[Begin]

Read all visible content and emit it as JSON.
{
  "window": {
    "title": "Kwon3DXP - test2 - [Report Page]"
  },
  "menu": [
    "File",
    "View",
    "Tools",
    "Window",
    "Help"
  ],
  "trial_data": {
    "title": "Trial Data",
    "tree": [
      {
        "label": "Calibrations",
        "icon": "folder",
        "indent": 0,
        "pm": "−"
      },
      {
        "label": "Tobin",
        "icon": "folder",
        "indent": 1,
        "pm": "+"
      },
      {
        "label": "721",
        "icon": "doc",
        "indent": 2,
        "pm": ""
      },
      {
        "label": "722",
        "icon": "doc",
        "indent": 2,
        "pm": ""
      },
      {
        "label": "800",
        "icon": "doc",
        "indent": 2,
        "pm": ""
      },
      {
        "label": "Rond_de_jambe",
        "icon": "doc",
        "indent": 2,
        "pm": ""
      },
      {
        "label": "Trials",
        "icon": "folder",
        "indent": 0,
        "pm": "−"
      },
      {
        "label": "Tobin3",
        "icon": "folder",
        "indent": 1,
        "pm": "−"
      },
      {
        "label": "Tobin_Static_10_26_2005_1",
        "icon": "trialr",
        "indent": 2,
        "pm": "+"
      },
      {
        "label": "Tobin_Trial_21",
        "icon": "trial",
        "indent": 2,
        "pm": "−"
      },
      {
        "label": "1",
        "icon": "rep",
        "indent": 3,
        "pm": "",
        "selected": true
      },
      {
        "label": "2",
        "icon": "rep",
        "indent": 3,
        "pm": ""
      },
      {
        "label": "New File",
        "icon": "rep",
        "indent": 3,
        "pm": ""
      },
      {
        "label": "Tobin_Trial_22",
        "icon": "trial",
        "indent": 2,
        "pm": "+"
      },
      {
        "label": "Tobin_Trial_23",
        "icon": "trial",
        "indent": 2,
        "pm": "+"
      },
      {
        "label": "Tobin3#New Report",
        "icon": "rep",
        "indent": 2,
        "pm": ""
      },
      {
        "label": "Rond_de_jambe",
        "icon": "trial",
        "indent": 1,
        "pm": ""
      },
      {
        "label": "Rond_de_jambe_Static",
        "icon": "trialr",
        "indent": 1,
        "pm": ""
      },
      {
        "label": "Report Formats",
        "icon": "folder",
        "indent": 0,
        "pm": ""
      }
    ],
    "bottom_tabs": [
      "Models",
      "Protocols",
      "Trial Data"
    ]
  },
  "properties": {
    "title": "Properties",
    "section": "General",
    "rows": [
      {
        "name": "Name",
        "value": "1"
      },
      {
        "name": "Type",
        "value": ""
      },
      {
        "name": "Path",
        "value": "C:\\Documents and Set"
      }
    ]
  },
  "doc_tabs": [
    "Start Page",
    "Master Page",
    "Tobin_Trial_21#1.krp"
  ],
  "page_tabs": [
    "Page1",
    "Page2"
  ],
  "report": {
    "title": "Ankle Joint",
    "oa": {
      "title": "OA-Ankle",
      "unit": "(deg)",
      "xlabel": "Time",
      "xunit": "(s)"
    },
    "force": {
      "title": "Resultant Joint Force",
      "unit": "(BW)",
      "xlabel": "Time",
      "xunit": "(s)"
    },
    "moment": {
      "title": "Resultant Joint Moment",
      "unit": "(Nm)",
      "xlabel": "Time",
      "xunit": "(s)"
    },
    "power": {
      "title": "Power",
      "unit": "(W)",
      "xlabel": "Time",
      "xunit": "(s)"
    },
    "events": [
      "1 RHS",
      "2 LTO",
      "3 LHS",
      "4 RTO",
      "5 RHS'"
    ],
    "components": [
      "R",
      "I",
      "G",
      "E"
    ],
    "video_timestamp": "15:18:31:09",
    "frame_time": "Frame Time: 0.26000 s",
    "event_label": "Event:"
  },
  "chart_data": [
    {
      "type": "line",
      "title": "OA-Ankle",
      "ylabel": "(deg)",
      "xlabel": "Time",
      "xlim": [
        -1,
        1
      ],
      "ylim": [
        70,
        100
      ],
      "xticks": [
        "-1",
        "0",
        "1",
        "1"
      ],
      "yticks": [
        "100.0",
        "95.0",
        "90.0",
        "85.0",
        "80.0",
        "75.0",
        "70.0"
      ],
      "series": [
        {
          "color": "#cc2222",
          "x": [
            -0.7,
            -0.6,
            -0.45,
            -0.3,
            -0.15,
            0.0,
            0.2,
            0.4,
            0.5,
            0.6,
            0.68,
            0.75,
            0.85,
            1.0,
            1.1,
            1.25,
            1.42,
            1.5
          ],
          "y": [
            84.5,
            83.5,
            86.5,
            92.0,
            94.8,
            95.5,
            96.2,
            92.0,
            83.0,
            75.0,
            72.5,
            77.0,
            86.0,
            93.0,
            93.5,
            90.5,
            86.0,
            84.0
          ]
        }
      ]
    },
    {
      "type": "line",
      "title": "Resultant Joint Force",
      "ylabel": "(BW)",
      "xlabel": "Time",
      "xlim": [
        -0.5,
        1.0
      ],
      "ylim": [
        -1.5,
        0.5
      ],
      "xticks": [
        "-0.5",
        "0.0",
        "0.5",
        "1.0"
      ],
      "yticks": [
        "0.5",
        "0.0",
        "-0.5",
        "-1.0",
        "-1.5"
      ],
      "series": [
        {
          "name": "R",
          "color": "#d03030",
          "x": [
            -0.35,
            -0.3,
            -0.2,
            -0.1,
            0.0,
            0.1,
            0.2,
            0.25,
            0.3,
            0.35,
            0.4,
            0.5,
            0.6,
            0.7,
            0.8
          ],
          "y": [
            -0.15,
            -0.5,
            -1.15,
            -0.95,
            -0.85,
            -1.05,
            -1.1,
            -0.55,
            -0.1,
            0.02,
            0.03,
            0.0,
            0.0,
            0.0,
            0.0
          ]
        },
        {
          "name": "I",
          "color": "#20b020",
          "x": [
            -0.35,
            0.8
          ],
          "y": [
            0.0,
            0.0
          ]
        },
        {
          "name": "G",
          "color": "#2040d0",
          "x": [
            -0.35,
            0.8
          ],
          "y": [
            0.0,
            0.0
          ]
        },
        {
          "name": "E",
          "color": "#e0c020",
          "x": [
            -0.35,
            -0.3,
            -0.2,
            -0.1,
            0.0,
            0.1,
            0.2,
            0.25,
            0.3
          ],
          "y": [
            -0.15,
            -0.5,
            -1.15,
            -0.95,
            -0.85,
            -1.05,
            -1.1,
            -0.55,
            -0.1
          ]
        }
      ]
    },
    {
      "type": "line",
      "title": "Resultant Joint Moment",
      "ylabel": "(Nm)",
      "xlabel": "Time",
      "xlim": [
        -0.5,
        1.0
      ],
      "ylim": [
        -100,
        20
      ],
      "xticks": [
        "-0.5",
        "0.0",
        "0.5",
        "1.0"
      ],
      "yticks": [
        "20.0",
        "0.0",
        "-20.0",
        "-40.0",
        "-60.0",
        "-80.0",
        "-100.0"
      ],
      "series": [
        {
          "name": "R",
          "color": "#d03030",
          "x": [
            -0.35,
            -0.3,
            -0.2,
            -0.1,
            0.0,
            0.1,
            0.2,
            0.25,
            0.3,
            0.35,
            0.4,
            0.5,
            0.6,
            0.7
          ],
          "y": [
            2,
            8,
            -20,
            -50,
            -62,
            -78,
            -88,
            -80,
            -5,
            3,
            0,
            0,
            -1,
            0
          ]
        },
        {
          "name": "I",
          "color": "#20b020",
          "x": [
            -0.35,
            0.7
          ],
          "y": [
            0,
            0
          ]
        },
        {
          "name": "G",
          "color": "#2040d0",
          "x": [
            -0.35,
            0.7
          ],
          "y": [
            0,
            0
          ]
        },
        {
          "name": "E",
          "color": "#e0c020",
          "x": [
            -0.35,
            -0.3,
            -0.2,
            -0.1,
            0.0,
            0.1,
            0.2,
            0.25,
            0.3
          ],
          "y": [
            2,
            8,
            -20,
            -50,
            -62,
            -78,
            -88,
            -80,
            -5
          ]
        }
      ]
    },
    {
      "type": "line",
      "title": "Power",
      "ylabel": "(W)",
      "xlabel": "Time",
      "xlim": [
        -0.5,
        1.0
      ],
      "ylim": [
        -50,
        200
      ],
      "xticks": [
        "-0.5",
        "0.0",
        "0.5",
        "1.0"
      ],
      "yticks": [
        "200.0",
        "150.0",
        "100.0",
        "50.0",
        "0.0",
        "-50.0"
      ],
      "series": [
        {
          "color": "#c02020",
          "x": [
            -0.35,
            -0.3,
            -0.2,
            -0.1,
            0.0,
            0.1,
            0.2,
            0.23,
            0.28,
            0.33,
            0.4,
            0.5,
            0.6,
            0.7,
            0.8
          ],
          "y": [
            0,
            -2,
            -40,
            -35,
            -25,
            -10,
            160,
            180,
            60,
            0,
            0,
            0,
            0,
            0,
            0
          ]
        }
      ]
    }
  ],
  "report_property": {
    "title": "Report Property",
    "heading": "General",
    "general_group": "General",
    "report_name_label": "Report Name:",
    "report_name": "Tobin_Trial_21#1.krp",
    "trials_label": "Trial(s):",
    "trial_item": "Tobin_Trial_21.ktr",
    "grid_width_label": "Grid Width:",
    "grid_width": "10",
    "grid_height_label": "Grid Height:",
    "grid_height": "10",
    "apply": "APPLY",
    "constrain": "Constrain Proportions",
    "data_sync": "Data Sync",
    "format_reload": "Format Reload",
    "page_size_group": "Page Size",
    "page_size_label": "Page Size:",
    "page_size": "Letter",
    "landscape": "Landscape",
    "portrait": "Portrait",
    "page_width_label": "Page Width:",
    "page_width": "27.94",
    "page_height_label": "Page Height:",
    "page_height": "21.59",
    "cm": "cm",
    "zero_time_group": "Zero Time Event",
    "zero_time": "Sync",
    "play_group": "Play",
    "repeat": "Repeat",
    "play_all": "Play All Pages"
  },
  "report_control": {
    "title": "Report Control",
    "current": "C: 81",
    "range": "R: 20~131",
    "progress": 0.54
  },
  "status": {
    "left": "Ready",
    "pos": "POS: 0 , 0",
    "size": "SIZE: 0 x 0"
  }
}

[End]

* SHORT EXERCISE:
Pull out every line above that holds the word "value".

* TASK OUTPUT:
        "value": "1"
        "value": ""
        "value": "C:\\Documents and Set"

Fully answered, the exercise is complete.